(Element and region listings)
----------

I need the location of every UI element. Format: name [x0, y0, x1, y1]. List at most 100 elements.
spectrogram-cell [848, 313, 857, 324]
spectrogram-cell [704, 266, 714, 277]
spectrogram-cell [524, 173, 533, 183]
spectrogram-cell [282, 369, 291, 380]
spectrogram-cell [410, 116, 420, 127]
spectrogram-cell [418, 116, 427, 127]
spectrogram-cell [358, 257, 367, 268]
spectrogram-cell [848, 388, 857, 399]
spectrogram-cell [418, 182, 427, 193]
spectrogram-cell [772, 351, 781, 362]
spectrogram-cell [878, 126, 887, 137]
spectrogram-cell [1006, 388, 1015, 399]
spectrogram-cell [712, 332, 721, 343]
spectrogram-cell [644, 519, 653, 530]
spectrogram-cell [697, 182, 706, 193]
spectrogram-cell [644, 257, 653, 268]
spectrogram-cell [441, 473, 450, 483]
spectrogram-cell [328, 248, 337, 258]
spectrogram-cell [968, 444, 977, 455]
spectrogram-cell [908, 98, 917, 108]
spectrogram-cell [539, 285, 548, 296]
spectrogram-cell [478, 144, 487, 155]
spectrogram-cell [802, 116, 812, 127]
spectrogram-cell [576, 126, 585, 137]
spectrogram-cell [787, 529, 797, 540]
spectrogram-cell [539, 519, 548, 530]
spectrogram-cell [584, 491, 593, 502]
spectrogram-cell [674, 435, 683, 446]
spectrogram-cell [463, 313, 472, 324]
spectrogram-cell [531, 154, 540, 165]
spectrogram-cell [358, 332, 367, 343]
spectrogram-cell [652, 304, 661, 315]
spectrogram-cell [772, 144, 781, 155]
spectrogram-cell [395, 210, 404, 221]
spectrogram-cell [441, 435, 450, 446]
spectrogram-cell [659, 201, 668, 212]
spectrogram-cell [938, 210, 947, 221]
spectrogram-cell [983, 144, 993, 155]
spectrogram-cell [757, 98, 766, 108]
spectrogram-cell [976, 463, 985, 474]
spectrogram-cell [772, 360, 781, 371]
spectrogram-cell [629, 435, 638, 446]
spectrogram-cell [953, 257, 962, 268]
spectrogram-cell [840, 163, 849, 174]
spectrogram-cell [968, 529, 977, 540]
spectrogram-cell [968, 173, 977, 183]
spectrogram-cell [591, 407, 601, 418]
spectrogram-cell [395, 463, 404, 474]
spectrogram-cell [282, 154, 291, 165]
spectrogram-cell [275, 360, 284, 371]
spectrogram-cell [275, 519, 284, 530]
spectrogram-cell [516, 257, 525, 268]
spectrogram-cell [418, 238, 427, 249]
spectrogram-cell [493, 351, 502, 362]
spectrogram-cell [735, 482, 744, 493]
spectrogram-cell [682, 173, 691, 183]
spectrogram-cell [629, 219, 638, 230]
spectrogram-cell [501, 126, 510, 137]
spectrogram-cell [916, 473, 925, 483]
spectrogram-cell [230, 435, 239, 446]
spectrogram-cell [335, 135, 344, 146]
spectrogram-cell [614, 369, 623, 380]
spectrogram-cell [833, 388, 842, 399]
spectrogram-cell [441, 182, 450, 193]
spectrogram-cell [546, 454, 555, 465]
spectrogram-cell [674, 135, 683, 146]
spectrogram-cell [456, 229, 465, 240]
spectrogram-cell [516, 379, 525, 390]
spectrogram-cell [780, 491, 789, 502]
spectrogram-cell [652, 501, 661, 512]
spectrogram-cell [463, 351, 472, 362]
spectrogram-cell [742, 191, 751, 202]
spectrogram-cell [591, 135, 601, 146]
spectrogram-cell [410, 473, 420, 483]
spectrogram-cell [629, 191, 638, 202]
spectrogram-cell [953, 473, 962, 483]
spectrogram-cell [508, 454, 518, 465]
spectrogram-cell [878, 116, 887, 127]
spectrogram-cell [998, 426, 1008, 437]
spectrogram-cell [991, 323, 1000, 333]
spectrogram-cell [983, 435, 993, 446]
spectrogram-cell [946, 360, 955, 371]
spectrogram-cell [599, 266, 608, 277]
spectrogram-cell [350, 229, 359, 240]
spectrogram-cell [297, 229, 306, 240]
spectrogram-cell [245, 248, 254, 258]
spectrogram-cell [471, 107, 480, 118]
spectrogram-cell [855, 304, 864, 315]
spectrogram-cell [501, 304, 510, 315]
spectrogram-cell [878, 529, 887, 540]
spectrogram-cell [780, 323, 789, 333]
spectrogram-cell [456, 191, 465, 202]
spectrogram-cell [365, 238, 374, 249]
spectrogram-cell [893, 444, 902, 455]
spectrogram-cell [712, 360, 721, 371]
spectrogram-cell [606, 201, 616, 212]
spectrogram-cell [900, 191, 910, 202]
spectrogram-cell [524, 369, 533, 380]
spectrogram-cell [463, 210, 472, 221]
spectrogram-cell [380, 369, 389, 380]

----------

§ Problem statement: Repeat every one of the lines above, word for word and in the same order.

§ The reply:
I need the location of every UI element. Format: name [x0, y0, x1, y1]. List at most 100 elements.
spectrogram-cell [848, 313, 857, 324]
spectrogram-cell [704, 266, 714, 277]
spectrogram-cell [524, 173, 533, 183]
spectrogram-cell [282, 369, 291, 380]
spectrogram-cell [410, 116, 420, 127]
spectrogram-cell [418, 116, 427, 127]
spectrogram-cell [358, 257, 367, 268]
spectrogram-cell [848, 388, 857, 399]
spectrogram-cell [418, 182, 427, 193]
spectrogram-cell [772, 351, 781, 362]
spectrogram-cell [878, 126, 887, 137]
spectrogram-cell [1006, 388, 1015, 399]
spectrogram-cell [712, 332, 721, 343]
spectrogram-cell [644, 519, 653, 530]
spectrogram-cell [697, 182, 706, 193]
spectrogram-cell [644, 257, 653, 268]
spectrogram-cell [441, 473, 450, 483]
spectrogram-cell [328, 248, 337, 258]
spectrogram-cell [968, 444, 977, 455]
spectrogram-cell [908, 98, 917, 108]
spectrogram-cell [539, 285, 548, 296]
spectrogram-cell [478, 144, 487, 155]
spectrogram-cell [802, 116, 812, 127]
spectrogram-cell [576, 126, 585, 137]
spectrogram-cell [787, 529, 797, 540]
spectrogram-cell [539, 519, 548, 530]
spectrogram-cell [584, 491, 593, 502]
spectrogram-cell [674, 435, 683, 446]
spectrogram-cell [463, 313, 472, 324]
spectrogram-cell [531, 154, 540, 165]
spectrogram-cell [358, 332, 367, 343]
spectrogram-cell [652, 304, 661, 315]
spectrogram-cell [772, 144, 781, 155]
spectrogram-cell [395, 210, 404, 221]
spectrogram-cell [441, 435, 450, 446]
spectrogram-cell [659, 201, 668, 212]
spectrogram-cell [938, 210, 947, 221]
spectrogram-cell [983, 144, 993, 155]
spectrogram-cell [757, 98, 766, 108]
spectrogram-cell [976, 463, 985, 474]
spectrogram-cell [772, 360, 781, 371]
spectrogram-cell [629, 435, 638, 446]
spectrogram-cell [953, 257, 962, 268]
spectrogram-cell [840, 163, 849, 174]
spectrogram-cell [968, 529, 977, 540]
spectrogram-cell [968, 173, 977, 183]
spectrogram-cell [591, 407, 601, 418]
spectrogram-cell [395, 463, 404, 474]
spectrogram-cell [282, 154, 291, 165]
spectrogram-cell [275, 360, 284, 371]
spectrogram-cell [275, 519, 284, 530]
spectrogram-cell [516, 257, 525, 268]
spectrogram-cell [418, 238, 427, 249]
spectrogram-cell [493, 351, 502, 362]
spectrogram-cell [735, 482, 744, 493]
spectrogram-cell [682, 173, 691, 183]
spectrogram-cell [629, 219, 638, 230]
spectrogram-cell [501, 126, 510, 137]
spectrogram-cell [916, 473, 925, 483]
spectrogram-cell [230, 435, 239, 446]
spectrogram-cell [335, 135, 344, 146]
spectrogram-cell [614, 369, 623, 380]
spectrogram-cell [833, 388, 842, 399]
spectrogram-cell [441, 182, 450, 193]
spectrogram-cell [546, 454, 555, 465]
spectrogram-cell [674, 135, 683, 146]
spectrogram-cell [456, 229, 465, 240]
spectrogram-cell [516, 379, 525, 390]
spectrogram-cell [780, 491, 789, 502]
spectrogram-cell [652, 501, 661, 512]
spectrogram-cell [463, 351, 472, 362]
spectrogram-cell [742, 191, 751, 202]
spectrogram-cell [591, 135, 601, 146]
spectrogram-cell [410, 473, 420, 483]
spectrogram-cell [629, 191, 638, 202]
spectrogram-cell [953, 473, 962, 483]
spectrogram-cell [508, 454, 518, 465]
spectrogram-cell [878, 116, 887, 127]
spectrogram-cell [998, 426, 1008, 437]
spectrogram-cell [991, 323, 1000, 333]
spectrogram-cell [983, 435, 993, 446]
spectrogram-cell [946, 360, 955, 371]
spectrogram-cell [599, 266, 608, 277]
spectrogram-cell [350, 229, 359, 240]
spectrogram-cell [297, 229, 306, 240]
spectrogram-cell [245, 248, 254, 258]
spectrogram-cell [471, 107, 480, 118]
spectrogram-cell [855, 304, 864, 315]
spectrogram-cell [501, 304, 510, 315]
spectrogram-cell [878, 529, 887, 540]
spectrogram-cell [780, 323, 789, 333]
spectrogram-cell [456, 191, 465, 202]
spectrogram-cell [365, 238, 374, 249]
spectrogram-cell [893, 444, 902, 455]
spectrogram-cell [712, 360, 721, 371]
spectrogram-cell [606, 201, 616, 212]
spectrogram-cell [900, 191, 910, 202]
spectrogram-cell [524, 369, 533, 380]
spectrogram-cell [463, 210, 472, 221]
spectrogram-cell [380, 369, 389, 380]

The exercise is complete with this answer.